Exercise prompt: Reproduce the records below unchanged, except replace every occurrence of "conacyt-dot" with "brand-dot".

====== Records for this exercise

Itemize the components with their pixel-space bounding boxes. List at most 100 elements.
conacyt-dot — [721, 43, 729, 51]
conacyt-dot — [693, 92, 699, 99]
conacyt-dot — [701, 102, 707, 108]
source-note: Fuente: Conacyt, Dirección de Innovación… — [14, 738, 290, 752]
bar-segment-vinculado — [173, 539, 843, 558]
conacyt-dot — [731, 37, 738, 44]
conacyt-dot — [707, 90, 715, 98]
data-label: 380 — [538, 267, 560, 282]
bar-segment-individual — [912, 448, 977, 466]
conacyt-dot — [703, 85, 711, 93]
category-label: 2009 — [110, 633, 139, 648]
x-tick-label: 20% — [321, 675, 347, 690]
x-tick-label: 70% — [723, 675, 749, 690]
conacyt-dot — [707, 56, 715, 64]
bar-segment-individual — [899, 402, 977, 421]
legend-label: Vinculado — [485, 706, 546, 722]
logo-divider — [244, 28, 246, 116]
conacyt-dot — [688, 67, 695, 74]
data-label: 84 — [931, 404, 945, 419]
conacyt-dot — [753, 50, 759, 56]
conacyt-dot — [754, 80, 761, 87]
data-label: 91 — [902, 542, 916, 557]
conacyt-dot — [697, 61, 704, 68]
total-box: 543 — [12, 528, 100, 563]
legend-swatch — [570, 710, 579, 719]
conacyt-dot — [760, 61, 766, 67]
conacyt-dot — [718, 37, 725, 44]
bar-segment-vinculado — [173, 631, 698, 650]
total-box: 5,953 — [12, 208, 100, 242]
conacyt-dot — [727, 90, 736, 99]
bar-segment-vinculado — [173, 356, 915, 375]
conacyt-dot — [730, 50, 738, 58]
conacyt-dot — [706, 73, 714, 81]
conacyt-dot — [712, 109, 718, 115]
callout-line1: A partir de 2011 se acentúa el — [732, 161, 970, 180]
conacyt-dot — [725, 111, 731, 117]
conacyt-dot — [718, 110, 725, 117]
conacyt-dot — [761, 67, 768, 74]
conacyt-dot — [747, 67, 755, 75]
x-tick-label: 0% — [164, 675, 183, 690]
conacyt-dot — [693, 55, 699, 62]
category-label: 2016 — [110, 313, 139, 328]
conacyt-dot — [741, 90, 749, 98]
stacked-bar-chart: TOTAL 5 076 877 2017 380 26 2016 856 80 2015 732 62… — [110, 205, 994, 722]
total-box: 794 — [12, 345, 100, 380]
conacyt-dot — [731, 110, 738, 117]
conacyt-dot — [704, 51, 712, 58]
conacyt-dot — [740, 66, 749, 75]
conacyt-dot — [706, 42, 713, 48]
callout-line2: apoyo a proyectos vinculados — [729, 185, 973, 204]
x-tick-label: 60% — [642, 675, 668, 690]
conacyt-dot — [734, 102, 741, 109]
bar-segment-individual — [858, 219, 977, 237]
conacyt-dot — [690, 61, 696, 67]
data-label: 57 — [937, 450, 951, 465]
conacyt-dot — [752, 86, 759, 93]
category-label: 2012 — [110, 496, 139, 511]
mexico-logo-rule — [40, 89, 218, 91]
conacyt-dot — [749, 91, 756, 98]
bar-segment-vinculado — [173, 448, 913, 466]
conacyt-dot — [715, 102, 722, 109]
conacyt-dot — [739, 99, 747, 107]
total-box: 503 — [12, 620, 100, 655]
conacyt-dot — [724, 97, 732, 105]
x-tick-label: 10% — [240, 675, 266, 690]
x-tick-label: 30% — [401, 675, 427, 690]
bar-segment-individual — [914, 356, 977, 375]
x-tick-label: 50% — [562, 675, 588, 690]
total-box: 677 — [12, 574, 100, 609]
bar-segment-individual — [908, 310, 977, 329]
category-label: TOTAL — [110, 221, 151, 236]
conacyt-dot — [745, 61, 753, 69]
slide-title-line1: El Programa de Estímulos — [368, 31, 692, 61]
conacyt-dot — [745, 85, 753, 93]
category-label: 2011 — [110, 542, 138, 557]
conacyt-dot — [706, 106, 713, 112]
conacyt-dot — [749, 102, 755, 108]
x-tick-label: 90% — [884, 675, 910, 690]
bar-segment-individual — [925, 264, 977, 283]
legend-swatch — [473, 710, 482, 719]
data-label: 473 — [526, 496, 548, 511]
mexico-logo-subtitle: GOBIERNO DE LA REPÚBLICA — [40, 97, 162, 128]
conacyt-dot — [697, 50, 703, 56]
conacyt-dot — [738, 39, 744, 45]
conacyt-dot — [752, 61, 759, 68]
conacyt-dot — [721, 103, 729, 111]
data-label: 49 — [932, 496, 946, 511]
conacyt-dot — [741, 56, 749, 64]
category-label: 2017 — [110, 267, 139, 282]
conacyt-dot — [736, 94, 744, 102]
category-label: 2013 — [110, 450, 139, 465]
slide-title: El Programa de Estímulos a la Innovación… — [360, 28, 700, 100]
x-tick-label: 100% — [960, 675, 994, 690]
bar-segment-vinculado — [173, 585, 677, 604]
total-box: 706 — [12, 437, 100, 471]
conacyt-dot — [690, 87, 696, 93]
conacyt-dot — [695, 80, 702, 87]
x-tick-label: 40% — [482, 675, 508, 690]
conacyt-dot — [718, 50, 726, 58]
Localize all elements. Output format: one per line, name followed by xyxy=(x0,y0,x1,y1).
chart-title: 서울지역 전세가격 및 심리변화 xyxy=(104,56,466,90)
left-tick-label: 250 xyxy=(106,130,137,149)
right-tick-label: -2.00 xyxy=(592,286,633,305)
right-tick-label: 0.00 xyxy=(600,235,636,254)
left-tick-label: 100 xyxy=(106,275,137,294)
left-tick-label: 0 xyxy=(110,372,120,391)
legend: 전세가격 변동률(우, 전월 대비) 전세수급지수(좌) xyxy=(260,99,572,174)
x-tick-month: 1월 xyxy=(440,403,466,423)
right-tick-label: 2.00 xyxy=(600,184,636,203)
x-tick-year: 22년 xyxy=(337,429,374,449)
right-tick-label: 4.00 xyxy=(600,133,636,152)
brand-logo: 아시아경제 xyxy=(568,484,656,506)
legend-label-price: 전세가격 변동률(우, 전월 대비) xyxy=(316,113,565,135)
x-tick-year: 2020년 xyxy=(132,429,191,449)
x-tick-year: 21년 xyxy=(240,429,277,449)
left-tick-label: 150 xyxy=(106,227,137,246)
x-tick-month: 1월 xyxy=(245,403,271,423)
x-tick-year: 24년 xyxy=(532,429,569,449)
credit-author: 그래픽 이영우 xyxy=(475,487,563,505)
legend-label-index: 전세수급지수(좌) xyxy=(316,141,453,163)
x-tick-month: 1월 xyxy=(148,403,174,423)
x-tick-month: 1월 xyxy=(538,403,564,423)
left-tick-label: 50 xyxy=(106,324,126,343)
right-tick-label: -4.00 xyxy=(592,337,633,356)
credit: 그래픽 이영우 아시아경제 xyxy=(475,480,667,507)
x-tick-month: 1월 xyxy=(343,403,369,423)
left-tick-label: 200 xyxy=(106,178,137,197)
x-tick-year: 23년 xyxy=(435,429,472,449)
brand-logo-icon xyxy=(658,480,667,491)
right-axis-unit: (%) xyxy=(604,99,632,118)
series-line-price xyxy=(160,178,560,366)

============

Answer to the exercise:
Itemize the components with their pixel-space bounding boxes. List at most 100 elements.
brand-dot — [721, 43, 729, 51]
brand-dot — [693, 92, 699, 99]
brand-dot — [701, 102, 707, 108]
source-note: Fuente: Conacyt, Dirección de Innovación… — [14, 738, 290, 752]
bar-segment-vinculado — [173, 539, 843, 558]
brand-dot — [731, 37, 738, 44]
brand-dot — [707, 90, 715, 98]
data-label: 380 — [538, 267, 560, 282]
bar-segment-individual — [912, 448, 977, 466]
brand-dot — [703, 85, 711, 93]
category-label: 2009 — [110, 633, 139, 648]
x-tick-label: 20% — [321, 675, 347, 690]
x-tick-label: 70% — [723, 675, 749, 690]
brand-dot — [707, 56, 715, 64]
bar-segment-individual — [899, 402, 977, 421]
legend-label: Vinculado — [485, 706, 546, 722]
logo-divider — [244, 28, 246, 116]
brand-dot — [688, 67, 695, 74]
data-label: 84 — [931, 404, 945, 419]
brand-dot — [753, 50, 759, 56]
brand-dot — [754, 80, 761, 87]
data-label: 91 — [902, 542, 916, 557]
brand-dot — [697, 61, 704, 68]
total-box: 543 — [12, 528, 100, 563]
legend-swatch — [570, 710, 579, 719]
brand-dot — [760, 61, 766, 67]
brand-dot — [718, 37, 725, 44]
bar-segment-vinculado — [173, 631, 698, 650]
total-box: 5,953 — [12, 208, 100, 242]
brand-dot — [727, 90, 736, 99]
bar-segment-vinculado — [173, 356, 915, 375]
brand-dot — [730, 50, 738, 58]
brand-dot — [706, 73, 714, 81]
brand-dot — [712, 109, 718, 115]
callout-line1: A partir de 2011 se acentúa el — [732, 161, 970, 180]
brand-dot — [725, 111, 731, 117]
brand-dot — [718, 110, 725, 117]
brand-dot — [761, 67, 768, 74]
brand-dot — [747, 67, 755, 75]
x-tick-label: 0% — [164, 675, 183, 690]
brand-dot — [693, 55, 699, 62]
category-label: 2016 — [110, 313, 139, 328]
brand-dot — [741, 90, 749, 98]
stacked-bar-chart: TOTAL 5 076 877 2017 380 26 2016 856 80 2015 732 62… — [110, 205, 994, 722]
total-box: 794 — [12, 345, 100, 380]
brand-dot — [731, 110, 738, 117]
brand-dot — [704, 51, 712, 58]
brand-dot — [740, 66, 749, 75]
brand-dot — [706, 42, 713, 48]
callout-line2: apoyo a proyectos vinculados — [729, 185, 973, 204]
x-tick-label: 60% — [642, 675, 668, 690]
brand-dot — [734, 102, 741, 109]
bar-segment-individual — [858, 219, 977, 237]
brand-dot — [690, 61, 696, 67]
data-label: 57 — [937, 450, 951, 465]
brand-dot — [752, 86, 759, 93]
category-label: 2012 — [110, 496, 139, 511]
mexico-logo-rule — [40, 89, 218, 91]
brand-dot — [749, 91, 756, 98]
bar-segment-vinculado — [173, 448, 913, 466]
brand-dot — [715, 102, 722, 109]
brand-dot — [739, 99, 747, 107]
total-box: 503 — [12, 620, 100, 655]
brand-dot — [724, 97, 732, 105]
x-tick-label: 10% — [240, 675, 266, 690]
x-tick-label: 30% — [401, 675, 427, 690]
bar-segment-individual — [914, 356, 977, 375]
x-tick-label: 50% — [562, 675, 588, 690]
total-box: 677 — [12, 574, 100, 609]
bar-segment-individual — [908, 310, 977, 329]
category-label: TOTAL — [110, 221, 151, 236]
brand-dot — [745, 61, 753, 69]
slide-title-line1: El Programa de Estímulos — [368, 31, 692, 61]
brand-dot — [745, 85, 753, 93]
category-label: 2011 — [110, 542, 138, 557]
brand-dot — [706, 106, 713, 112]
brand-dot — [749, 102, 755, 108]
x-tick-label: 90% — [884, 675, 910, 690]
bar-segment-individual — [925, 264, 977, 283]
legend-swatch — [473, 710, 482, 719]
data-label: 473 — [526, 496, 548, 511]
mexico-logo-subtitle: GOBIERNO DE LA REPÚBLICA — [40, 97, 162, 128]
brand-dot — [697, 50, 703, 56]
brand-dot — [738, 39, 744, 45]
brand-dot — [752, 61, 759, 68]
brand-dot — [721, 103, 729, 111]
data-label: 49 — [932, 496, 946, 511]
brand-dot — [741, 56, 749, 64]
category-label: 2017 — [110, 267, 139, 282]
brand-dot — [736, 94, 744, 102]
category-label: 2013 — [110, 450, 139, 465]
slide-title: El Programa de Estímulos a la Innovación… — [360, 28, 700, 100]
x-tick-label: 100% — [960, 675, 994, 690]
bar-segment-vinculado — [173, 585, 677, 604]
total-box: 706 — [12, 437, 100, 471]
brand-dot — [690, 87, 696, 93]
brand-dot — [695, 80, 702, 87]
x-tick-label: 40% — [482, 675, 508, 690]
brand-dot — [718, 50, 726, 58]
Localize all elements. Output format: one per line, name followed by xyxy=(x0,y0,x1,y1).
chart-title: 서울지역 전세가격 및 심리변화 xyxy=(104,56,466,90)
left-tick-label: 250 xyxy=(106,130,137,149)
right-tick-label: -2.00 xyxy=(592,286,633,305)
right-tick-label: 0.00 xyxy=(600,235,636,254)
left-tick-label: 100 xyxy=(106,275,137,294)
left-tick-label: 0 xyxy=(110,372,120,391)
legend: 전세가격 변동률(우, 전월 대비) 전세수급지수(좌) xyxy=(260,99,572,174)
x-tick-month: 1월 xyxy=(440,403,466,423)
right-tick-label: 2.00 xyxy=(600,184,636,203)
x-tick-year: 22년 xyxy=(337,429,374,449)
right-tick-label: 4.00 xyxy=(600,133,636,152)
brand-logo: 아시아경제 xyxy=(568,484,656,506)
legend-label-price: 전세가격 변동률(우, 전월 대비) xyxy=(316,113,565,135)
x-tick-year: 2020년 xyxy=(132,429,191,449)
x-tick-year: 21년 xyxy=(240,429,277,449)
left-tick-label: 150 xyxy=(106,227,137,246)
x-tick-month: 1월 xyxy=(245,403,271,423)
x-tick-year: 24년 xyxy=(532,429,569,449)
credit-author: 그래픽 이영우 xyxy=(475,487,563,505)
legend-label-index: 전세수급지수(좌) xyxy=(316,141,453,163)
x-tick-month: 1월 xyxy=(148,403,174,423)
x-tick-month: 1월 xyxy=(538,403,564,423)
left-tick-label: 50 xyxy=(106,324,126,343)
right-tick-label: -4.00 xyxy=(592,337,633,356)
credit: 그래픽 이영우 아시아경제 xyxy=(475,480,667,507)
x-tick-month: 1월 xyxy=(343,403,369,423)
left-tick-label: 200 xyxy=(106,178,137,197)
x-tick-year: 23년 xyxy=(435,429,472,449)
brand-logo-icon xyxy=(658,480,667,491)
right-axis-unit: (%) xyxy=(604,99,632,118)
series-line-price xyxy=(160,178,560,366)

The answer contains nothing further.